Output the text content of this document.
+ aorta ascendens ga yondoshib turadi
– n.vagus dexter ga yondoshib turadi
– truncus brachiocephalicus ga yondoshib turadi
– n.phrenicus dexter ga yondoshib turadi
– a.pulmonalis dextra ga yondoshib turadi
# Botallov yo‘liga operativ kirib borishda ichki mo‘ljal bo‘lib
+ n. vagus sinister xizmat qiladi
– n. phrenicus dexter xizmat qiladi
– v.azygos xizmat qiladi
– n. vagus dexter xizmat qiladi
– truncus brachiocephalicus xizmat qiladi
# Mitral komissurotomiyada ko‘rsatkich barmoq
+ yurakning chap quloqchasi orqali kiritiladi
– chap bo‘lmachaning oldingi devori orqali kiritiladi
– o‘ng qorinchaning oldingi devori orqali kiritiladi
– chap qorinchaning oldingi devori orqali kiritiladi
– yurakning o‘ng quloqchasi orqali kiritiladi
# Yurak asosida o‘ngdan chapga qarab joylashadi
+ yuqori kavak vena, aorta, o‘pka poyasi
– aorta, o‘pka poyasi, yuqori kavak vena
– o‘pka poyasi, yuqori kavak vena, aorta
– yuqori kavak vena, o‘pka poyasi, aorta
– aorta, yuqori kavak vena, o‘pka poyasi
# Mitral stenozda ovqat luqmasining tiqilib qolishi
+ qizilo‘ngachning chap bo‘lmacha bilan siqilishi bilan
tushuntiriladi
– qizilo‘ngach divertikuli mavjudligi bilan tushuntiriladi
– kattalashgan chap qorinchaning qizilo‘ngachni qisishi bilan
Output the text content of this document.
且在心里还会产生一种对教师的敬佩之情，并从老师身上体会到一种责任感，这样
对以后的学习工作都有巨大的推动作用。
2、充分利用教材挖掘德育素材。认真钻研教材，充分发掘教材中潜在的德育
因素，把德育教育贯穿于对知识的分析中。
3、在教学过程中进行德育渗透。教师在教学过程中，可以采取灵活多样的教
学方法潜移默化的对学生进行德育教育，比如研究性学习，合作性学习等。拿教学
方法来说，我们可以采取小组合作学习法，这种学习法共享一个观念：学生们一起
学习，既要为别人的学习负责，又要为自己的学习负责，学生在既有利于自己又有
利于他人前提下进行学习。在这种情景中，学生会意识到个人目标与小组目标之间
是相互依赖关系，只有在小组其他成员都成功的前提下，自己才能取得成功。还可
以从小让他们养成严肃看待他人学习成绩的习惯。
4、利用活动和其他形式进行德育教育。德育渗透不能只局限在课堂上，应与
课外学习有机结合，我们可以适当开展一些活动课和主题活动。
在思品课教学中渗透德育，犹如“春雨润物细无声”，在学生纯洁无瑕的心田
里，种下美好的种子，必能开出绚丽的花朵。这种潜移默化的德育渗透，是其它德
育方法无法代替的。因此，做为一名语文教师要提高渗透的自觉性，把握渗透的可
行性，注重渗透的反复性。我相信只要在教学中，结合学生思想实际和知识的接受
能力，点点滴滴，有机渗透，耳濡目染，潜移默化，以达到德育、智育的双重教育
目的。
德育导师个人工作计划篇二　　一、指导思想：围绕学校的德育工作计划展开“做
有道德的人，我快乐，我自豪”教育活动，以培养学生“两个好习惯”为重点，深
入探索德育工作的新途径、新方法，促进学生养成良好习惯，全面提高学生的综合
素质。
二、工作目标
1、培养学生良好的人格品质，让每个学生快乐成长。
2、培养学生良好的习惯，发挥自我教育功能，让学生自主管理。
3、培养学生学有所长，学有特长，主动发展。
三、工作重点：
----------------
#### [YOUR TASK]
Take every line from the records above that has the word "oldingi" and copy it.

#### [CORRECT RESPONSE]
– chap bo‘lmachaning oldingi devori orqali kiritiladi
– o‘ng qorinchaning oldingi devori orqali kiritiladi
– chap qorinchaning oldingi devori orqali kiritiladi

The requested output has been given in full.